[EXERCISE DIRECTIONS] Copy each line containing the word "minutes" from the records that follow, please.

[DATA FOR THE TASK]
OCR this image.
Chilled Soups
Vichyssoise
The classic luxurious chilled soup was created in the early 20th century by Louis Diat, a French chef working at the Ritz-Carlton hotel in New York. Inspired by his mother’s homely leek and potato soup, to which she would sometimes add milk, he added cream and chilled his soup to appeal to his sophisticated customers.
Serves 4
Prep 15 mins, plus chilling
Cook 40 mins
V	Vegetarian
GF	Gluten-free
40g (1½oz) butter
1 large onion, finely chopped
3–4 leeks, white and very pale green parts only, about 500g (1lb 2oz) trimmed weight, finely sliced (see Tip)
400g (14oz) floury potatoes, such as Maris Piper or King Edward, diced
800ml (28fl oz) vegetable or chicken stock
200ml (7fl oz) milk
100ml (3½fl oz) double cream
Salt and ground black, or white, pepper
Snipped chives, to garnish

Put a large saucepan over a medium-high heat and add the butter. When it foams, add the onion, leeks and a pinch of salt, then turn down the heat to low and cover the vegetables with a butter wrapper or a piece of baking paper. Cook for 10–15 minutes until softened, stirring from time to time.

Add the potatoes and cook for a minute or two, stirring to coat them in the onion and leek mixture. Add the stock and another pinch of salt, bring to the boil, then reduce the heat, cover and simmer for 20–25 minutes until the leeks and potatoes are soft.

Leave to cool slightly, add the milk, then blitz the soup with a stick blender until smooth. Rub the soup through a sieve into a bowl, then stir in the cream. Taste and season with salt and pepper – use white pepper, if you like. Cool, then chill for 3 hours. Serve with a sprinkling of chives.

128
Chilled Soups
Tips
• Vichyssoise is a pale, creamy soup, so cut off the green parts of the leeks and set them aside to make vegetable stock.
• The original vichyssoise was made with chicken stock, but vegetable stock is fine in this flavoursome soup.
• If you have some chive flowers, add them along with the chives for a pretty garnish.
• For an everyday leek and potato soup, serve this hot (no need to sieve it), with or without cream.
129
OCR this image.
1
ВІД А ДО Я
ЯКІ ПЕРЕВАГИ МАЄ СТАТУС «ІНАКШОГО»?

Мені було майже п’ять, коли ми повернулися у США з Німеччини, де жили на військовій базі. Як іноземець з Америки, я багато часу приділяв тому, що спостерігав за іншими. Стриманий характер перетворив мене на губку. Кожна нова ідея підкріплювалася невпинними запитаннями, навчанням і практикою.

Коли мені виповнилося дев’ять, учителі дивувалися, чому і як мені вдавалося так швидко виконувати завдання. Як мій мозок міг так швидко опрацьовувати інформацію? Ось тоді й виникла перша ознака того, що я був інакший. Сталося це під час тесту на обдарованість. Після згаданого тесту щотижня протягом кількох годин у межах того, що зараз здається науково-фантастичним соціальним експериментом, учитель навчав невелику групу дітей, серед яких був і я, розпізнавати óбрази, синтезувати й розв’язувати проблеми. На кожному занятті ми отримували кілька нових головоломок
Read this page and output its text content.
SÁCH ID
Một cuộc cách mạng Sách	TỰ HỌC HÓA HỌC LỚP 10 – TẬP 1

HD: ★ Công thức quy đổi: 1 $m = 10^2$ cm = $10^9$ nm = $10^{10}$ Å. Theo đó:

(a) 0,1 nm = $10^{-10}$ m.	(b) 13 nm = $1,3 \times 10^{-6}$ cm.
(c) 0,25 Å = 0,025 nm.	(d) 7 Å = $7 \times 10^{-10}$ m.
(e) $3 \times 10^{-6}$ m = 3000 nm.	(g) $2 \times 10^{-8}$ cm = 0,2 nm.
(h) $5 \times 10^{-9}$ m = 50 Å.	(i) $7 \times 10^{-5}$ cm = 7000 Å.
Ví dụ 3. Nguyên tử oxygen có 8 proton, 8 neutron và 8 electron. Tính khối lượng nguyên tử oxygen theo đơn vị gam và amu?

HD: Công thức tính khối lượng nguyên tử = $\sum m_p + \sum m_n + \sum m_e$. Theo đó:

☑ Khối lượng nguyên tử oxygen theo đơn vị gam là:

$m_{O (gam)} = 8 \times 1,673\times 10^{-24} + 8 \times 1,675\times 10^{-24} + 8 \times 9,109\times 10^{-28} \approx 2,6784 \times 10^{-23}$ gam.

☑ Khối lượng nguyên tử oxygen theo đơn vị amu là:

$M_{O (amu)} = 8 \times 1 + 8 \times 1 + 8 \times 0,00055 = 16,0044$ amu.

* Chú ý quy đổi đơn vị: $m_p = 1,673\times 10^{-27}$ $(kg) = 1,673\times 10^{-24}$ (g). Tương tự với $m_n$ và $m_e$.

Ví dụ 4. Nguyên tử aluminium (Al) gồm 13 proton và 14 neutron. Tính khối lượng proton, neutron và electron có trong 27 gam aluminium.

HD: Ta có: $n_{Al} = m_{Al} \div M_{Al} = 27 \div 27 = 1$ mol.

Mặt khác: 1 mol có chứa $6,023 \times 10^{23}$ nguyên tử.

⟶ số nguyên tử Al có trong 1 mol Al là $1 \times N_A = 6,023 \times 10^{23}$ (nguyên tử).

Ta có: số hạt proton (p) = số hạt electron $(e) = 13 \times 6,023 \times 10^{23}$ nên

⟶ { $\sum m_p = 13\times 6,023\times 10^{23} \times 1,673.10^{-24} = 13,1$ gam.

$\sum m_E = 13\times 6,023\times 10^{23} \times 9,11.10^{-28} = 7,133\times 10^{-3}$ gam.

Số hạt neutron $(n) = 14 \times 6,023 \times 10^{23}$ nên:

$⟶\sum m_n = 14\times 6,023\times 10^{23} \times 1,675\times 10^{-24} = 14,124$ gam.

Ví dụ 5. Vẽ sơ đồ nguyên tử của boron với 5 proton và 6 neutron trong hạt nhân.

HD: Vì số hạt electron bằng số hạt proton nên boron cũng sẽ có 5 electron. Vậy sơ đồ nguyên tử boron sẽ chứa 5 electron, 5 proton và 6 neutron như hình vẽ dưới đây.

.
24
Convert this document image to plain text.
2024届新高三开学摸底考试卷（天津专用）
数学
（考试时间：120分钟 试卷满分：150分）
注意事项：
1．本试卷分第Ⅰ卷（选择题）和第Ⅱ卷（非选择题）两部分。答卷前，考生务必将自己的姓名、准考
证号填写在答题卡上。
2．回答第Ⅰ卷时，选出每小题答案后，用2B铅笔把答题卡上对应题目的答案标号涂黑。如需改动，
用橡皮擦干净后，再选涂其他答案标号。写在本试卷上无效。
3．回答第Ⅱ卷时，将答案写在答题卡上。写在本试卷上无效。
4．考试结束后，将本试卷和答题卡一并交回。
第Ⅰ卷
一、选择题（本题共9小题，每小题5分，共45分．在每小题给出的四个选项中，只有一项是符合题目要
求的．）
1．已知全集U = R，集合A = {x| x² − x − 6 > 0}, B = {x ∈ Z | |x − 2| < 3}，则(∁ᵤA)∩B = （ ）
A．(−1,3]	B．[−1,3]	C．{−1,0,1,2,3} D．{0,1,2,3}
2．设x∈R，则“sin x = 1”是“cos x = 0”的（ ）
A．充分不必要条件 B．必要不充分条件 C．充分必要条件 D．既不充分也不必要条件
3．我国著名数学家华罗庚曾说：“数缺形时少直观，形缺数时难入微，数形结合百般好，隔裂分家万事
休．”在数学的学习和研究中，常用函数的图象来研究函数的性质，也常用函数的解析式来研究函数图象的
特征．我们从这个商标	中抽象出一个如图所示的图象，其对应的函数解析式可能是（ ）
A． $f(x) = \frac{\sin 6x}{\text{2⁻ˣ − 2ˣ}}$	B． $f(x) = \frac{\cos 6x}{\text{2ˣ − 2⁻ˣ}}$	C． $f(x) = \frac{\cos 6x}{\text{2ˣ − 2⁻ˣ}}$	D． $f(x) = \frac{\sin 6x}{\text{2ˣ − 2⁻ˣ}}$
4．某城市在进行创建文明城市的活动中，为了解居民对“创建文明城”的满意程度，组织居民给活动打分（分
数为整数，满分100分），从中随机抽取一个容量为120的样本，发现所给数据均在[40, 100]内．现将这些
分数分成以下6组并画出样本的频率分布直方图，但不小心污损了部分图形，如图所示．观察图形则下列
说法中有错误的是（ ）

[SOLUTION TO THIS EXERCISE]
Put a large saucepan over a medium-high heat and add the butter. When it foams, add the onion, leeks and a pinch of salt, then turn down the heat to low and cover the vegetables with a butter wrapper or a piece of baking paper. Cook for 10–15 minutes until softened, stirring from time to time.
Add the potatoes and cook for a minute or two, stirring to coat them in the onion and leek mixture. Add the stock and another pinch of salt, bring to the boil, then reduce the heat, cover and simmer for 20–25 minutes until the leeks and potatoes are soft.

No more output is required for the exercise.